(Excerpt from a dataset)
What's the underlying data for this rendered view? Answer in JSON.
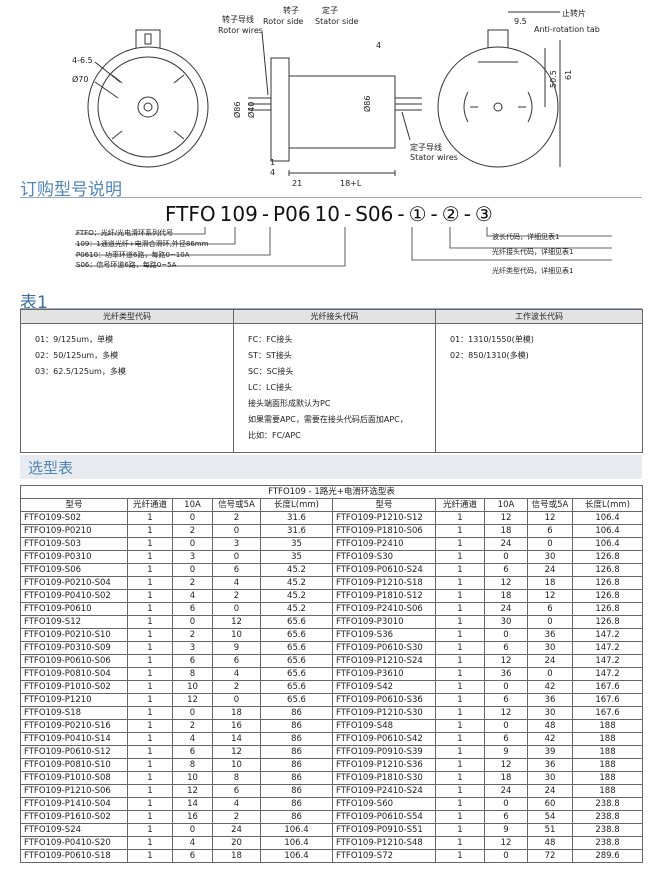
{
  "drawing": {
    "holes": "4-6.5",
    "dia70": "Ø70",
    "rotor_wires_cn": "转子导线",
    "rotor_wires_en": "Rotor wires",
    "rotor_side_cn": "转子",
    "rotor_side_en": "Rotor side",
    "stator_side_cn": "定子",
    "stator_side_en": "Stator side",
    "flange_4": "4",
    "dia86_left": "Ø86",
    "dia40": "Ø40",
    "dia86_right": "Ø86",
    "dim_1": "1",
    "dim_4": "4",
    "dim_21": "21",
    "dim_len": "18+L",
    "stator_wires_cn": "定子导线",
    "stator_wires_en": "Stator wires",
    "dim_9_5": "9.5",
    "tab_cn": "止转片",
    "tab_en": "Anti-rotation tab",
    "dim_50_5": "50.5",
    "dim_61": "61"
  },
  "ordering": {
    "title": "订购型号说明",
    "code": [
      "FTFO",
      "109",
      "-",
      "P06",
      "10",
      "-",
      "S06",
      "-",
      "①",
      "-",
      "②",
      "-",
      "③"
    ],
    "left_notes": [
      "FTFO：光纤/光电滑环系列代号",
      "109：1通道光纤+电滑合滑环,外径86mm",
      "P0610：功率环道6路，每路0~10A",
      "S06：信号环道6路，每路0~5A"
    ],
    "right_notes": [
      "波长代码，详细见表1",
      "光纤接头代码，详细见表1",
      "光纤类型代码，详细见表1"
    ]
  },
  "table1": {
    "title": "表1",
    "headers": [
      "光纤类型代码",
      "光纤接头代码",
      "工作波长代码"
    ],
    "columns": [
      [
        "01：9/125um，单模",
        "02：50/125um，多模",
        "03：62.5/125um，多模"
      ],
      [
        "FC：FC接头",
        "ST：ST接头",
        "SC：SC接头",
        "LC：LC接头",
        "接头端面形成默认为PC",
        "如果需要APC，需要在接头代码后面加APC，",
        "比如：FC/APC"
      ],
      [
        "01：1310/1550(单模)",
        "02：850/1310(多模)"
      ]
    ]
  },
  "selection": {
    "title": "选型表",
    "caption": "FTFO109 - 1路光+电滑环选型表",
    "headers": [
      "型号",
      "光纤通道",
      "10A",
      "信号或5A",
      "长度L(mm)",
      "型号",
      "光纤通道",
      "10A",
      "信号或5A",
      "长度L(mm)"
    ],
    "rows": [
      [
        "FTFO109-S02",
        1,
        0,
        2,
        31.6,
        "FTFO109-P1210-S12",
        1,
        12,
        12,
        106.4
      ],
      [
        "FTFO109-P0210",
        1,
        2,
        0,
        31.6,
        "FTFO109-P1810-S06",
        1,
        18,
        6,
        106.4
      ],
      [
        "FTFO109-S03",
        1,
        0,
        3,
        35,
        "FTFO109-P2410",
        1,
        24,
        0,
        106.4
      ],
      [
        "FTFO109-P0310",
        1,
        3,
        0,
        35,
        "FTFO109-S30",
        1,
        0,
        30,
        126.8
      ],
      [
        "FTFO109-S06",
        1,
        0,
        6,
        45.2,
        "FTFO109-P0610-S24",
        1,
        6,
        24,
        126.8
      ],
      [
        "FTFO109-P0210-S04",
        1,
        2,
        4,
        45.2,
        "FTFO109-P1210-S18",
        1,
        12,
        18,
        126.8
      ],
      [
        "FTFO109-P0410-S02",
        1,
        4,
        2,
        45.2,
        "FTFO109-P1810-S12",
        1,
        18,
        12,
        126.8
      ],
      [
        "FTFO109-P0610",
        1,
        6,
        0,
        45.2,
        "FTFO109-P2410-S06",
        1,
        24,
        6,
        126.8
      ],
      [
        "FTFO109-S12",
        1,
        0,
        12,
        65.6,
        "FTFO109-P3010",
        1,
        30,
        0,
        126.8
      ],
      [
        "FTFO109-P0210-S10",
        1,
        2,
        10,
        65.6,
        "FTFO109-S36",
        1,
        0,
        36,
        147.2
      ],
      [
        "FTFO109-P0310-S09",
        1,
        3,
        9,
        65.6,
        "FTFO109-P0610-S30",
        1,
        6,
        30,
        147.2
      ],
      [
        "FTFO109-P0610-S06",
        1,
        6,
        6,
        65.6,
        "FTFO109-P1210-S24",
        1,
        12,
        24,
        147.2
      ],
      [
        "FTFO109-P0810-S04",
        1,
        8,
        4,
        65.6,
        "FTFO109-P3610",
        1,
        36,
        0,
        147.2
      ],
      [
        "FTFO109-P1010-S02",
        1,
        10,
        2,
        65.6,
        "FTFO109-S42",
        1,
        0,
        42,
        167.6
      ],
      [
        "FTFO109-P1210",
        1,
        12,
        0,
        65.6,
        "FTFO109-P0610-S36",
        1,
        6,
        36,
        167.6
      ],
      [
        "FTFO109-S18",
        1,
        0,
        18,
        86,
        "FTFO109-P1210-S30",
        1,
        12,
        30,
        167.6
      ],
      [
        "FTFO109-P0210-S16",
        1,
        2,
        16,
        86,
        "FTFO109-S48",
        1,
        0,
        48,
        188
      ],
      [
        "FTFO109-P0410-S14",
        1,
        4,
        14,
        86,
        "FTFO109-P0610-S42",
        1,
        6,
        42,
        188
      ],
      [
        "FTFO109-P0610-S12",
        1,
        6,
        12,
        86,
        "FTFO109-P0910-S39",
        1,
        9,
        39,
        188
      ],
      [
        "FTFO109-P0810-S10",
        1,
        8,
        10,
        86,
        "FTFO109-P1210-S36",
        1,
        12,
        36,
        188
      ],
      [
        "FTFO109-P1010-S08",
        1,
        10,
        8,
        86,
        "FTFO109-P1810-S30",
        1,
        18,
        30,
        188
      ],
      [
        "FTFO109-P1210-S06",
        1,
        12,
        6,
        86,
        "FTFO109-P2410-S24",
        1,
        24,
        24,
        188
      ],
      [
        "FTFO109-P1410-S04",
        1,
        14,
        4,
        86,
        "FTFO109-S60",
        1,
        0,
        60,
        238.8
      ],
      [
        "FTFO109-P1610-S02",
        1,
        16,
        2,
        86,
        "FTFO109-P0610-S54",
        1,
        6,
        54,
        238.8
      ],
      [
        "FTFO109-S24",
        1,
        0,
        24,
        106.4,
        "FTFO109-P0910-S51",
        1,
        9,
        51,
        238.8
      ],
      [
        "FTFO109-P0410-S20",
        1,
        4,
        20,
        106.4,
        "FTFO109-P1210-S48",
        1,
        12,
        48,
        238.8
      ],
      [
        "FTFO109-P0610-S18",
        1,
        6,
        18,
        106.4,
        "FTFO109-S72",
        1,
        0,
        72,
        289.6
      ]
    ]
  }
}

• The request
Skip the pictures, then retype every line above exactly.

• Answer to the problem
What's the underlying data for this rendered view? Answer in JSON.
{
  "drawing": {
    "holes": "4-6.5",
    "dia70": "Ø70",
    "rotor_wires_cn": "转子导线",
    "rotor_wires_en": "Rotor wires",
    "rotor_side_cn": "转子",
    "rotor_side_en": "Rotor side",
    "stator_side_cn": "定子",
    "stator_side_en": "Stator side",
    "flange_4": "4",
    "dia86_left": "Ø86",
    "dia40": "Ø40",
    "dia86_right": "Ø86",
    "dim_1": "1",
    "dim_4": "4",
    "dim_21": "21",
    "dim_len": "18+L",
    "stator_wires_cn": "定子导线",
    "stator_wires_en": "Stator wires",
    "dim_9_5": "9.5",
    "tab_cn": "止转片",
    "tab_en": "Anti-rotation tab",
    "dim_50_5": "50.5",
    "dim_61": "61"
  },
  "ordering": {
    "title": "订购型号说明",
    "code": [
      "FTFO",
      "109",
      "-",
      "P06",
      "10",
      "-",
      "S06",
      "-",
      "①",
      "-",
      "②",
      "-",
      "③"
    ],
    "left_notes": [
      "FTFO：光纤/光电滑环系列代号",
      "109：1通道光纤+电滑合滑环,外径86mm",
      "P0610：功率环道6路，每路0~10A",
      "S06：信号环道6路，每路0~5A"
    ],
    "right_notes": [
      "波长代码，详细见表1",
      "光纤接头代码，详细见表1",
      "光纤类型代码，详细见表1"
    ]
  },
  "table1": {
    "title": "表1",
    "headers": [
      "光纤类型代码",
      "光纤接头代码",
      "工作波长代码"
    ],
    "columns": [
      [
        "01：9/125um，单模",
        "02：50/125um，多模",
        "03：62.5/125um，多模"
      ],
      [
        "FC：FC接头",
        "ST：ST接头",
        "SC：SC接头",
        "LC：LC接头",
        "接头端面形成默认为PC",
        "如果需要APC，需要在接头代码后面加APC，",
        "比如：FC/APC"
      ],
      [
        "01：1310/1550(单模)",
        "02：850/1310(多模)"
      ]
    ]
  },
  "selection": {
    "title": "选型表",
    "caption": "FTFO109 - 1路光+电滑环选型表",
    "headers": [
      "型号",
      "光纤通道",
      "10A",
      "信号或5A",
      "长度L(mm)",
      "型号",
      "光纤通道",
      "10A",
      "信号或5A",
      "长度L(mm)"
    ],
    "rows": [
      [
        "FTFO109-S02",
        1,
        0,
        2,
        31.6,
        "FTFO109-P1210-S12",
        1,
        12,
        12,
        106.4
      ],
      [
        "FTFO109-P0210",
        1,
        2,
        0,
        31.6,
        "FTFO109-P1810-S06",
        1,
        18,
        6,
        106.4
      ],
      [
        "FTFO109-S03",
        1,
        0,
        3,
        35,
        "FTFO109-P2410",
        1,
        24,
        0,
        106.4
      ],
      [
        "FTFO109-P0310",
        1,
        3,
        0,
        35,
        "FTFO109-S30",
        1,
        0,
        30,
        126.8
      ],
      [
        "FTFO109-S06",
        1,
        0,
        6,
        45.2,
        "FTFO109-P0610-S24",
        1,
        6,
        24,
        126.8
      ],
      [
        "FTFO109-P0210-S04",
        1,
        2,
        4,
        45.2,
        "FTFO109-P1210-S18",
        1,
        12,
        18,
        126.8
      ],
      [
        "FTFO109-P0410-S02",
        1,
        4,
        2,
        45.2,
        "FTFO109-P1810-S12",
        1,
        18,
        12,
        126.8
      ],
      [
        "FTFO109-P0610",
        1,
        6,
        0,
        45.2,
        "FTFO109-P2410-S06",
        1,
        24,
        6,
        126.8
      ],
      [
        "FTFO109-S12",
        1,
        0,
        12,
        65.6,
        "FTFO109-P3010",
        1,
        30,
        0,
        126.8
      ],
      [
        "FTFO109-P0210-S10",
        1,
        2,
        10,
        65.6,
        "FTFO109-S36",
        1,
        0,
        36,
        147.2
      ],
      [
        "FTFO109-P0310-S09",
        1,
        3,
        9,
        65.6,
        "FTFO109-P0610-S30",
        1,
        6,
        30,
        147.2
      ],
      [
        "FTFO109-P0610-S06",
        1,
        6,
        6,
        65.6,
        "FTFO109-P1210-S24",
        1,
        12,
        24,
        147.2
      ],
      [
        "FTFO109-P0810-S04",
        1,
        8,
        4,
        65.6,
        "FTFO109-P3610",
        1,
        36,
        0,
        147.2
      ],
      [
        "FTFO109-P1010-S02",
        1,
        10,
        2,
        65.6,
        "FTFO109-S42",
        1,
        0,
        42,
        167.6
      ],
      [
        "FTFO109-P1210",
        1,
        12,
        0,
        65.6,
        "FTFO109-P0610-S36",
        1,
        6,
        36,
        167.6
      ],
      [
        "FTFO109-S18",
        1,
        0,
        18,
        86,
        "FTFO109-P1210-S30",
        1,
        12,
        30,
        167.6
      ],
      [
        "FTFO109-P0210-S16",
        1,
        2,
        16,
        86,
        "FTFO109-S48",
        1,
        0,
        48,
        188
      ],
      [
        "FTFO109-P0410-S14",
        1,
        4,
        14,
        86,
        "FTFO109-P0610-S42",
        1,
        6,
        42,
        188
      ],
      [
        "FTFO109-P0610-S12",
        1,
        6,
        12,
        86,
        "FTFO109-P0910-S39",
        1,
        9,
        39,
        188
      ],
      [
        "FTFO109-P0810-S10",
        1,
        8,
        10,
        86,
        "FTFO109-P1210-S36",
        1,
        12,
        36,
        188
      ],
      [
        "FTFO109-P1010-S08",
        1,
        10,
        8,
        86,
        "FTFO109-P1810-S30",
        1,
        18,
        30,
        188
      ],
      [
        "FTFO109-P1210-S06",
        1,
        12,
        6,
        86,
        "FTFO109-P2410-S24",
        1,
        24,
        24,
        188
      ],
      [
        "FTFO109-P1410-S04",
        1,
        14,
        4,
        86,
        "FTFO109-S60",
        1,
        0,
        60,
        238.8
      ],
      [
        "FTFO109-P1610-S02",
        1,
        16,
        2,
        86,
        "FTFO109-P0610-S54",
        1,
        6,
        54,
        238.8
      ],
      [
        "FTFO109-S24",
        1,
        0,
        24,
        106.4,
        "FTFO109-P0910-S51",
        1,
        9,
        51,
        238.8
      ],
      [
        "FTFO109-P0410-S20",
        1,
        4,
        20,
        106.4,
        "FTFO109-P1210-S48",
        1,
        12,
        48,
        238.8
      ],
      [
        "FTFO109-P0610-S18",
        1,
        6,
        18,
        106.4,
        "FTFO109-S72",
        1,
        0,
        72,
        289.6
      ]
    ]
  }
}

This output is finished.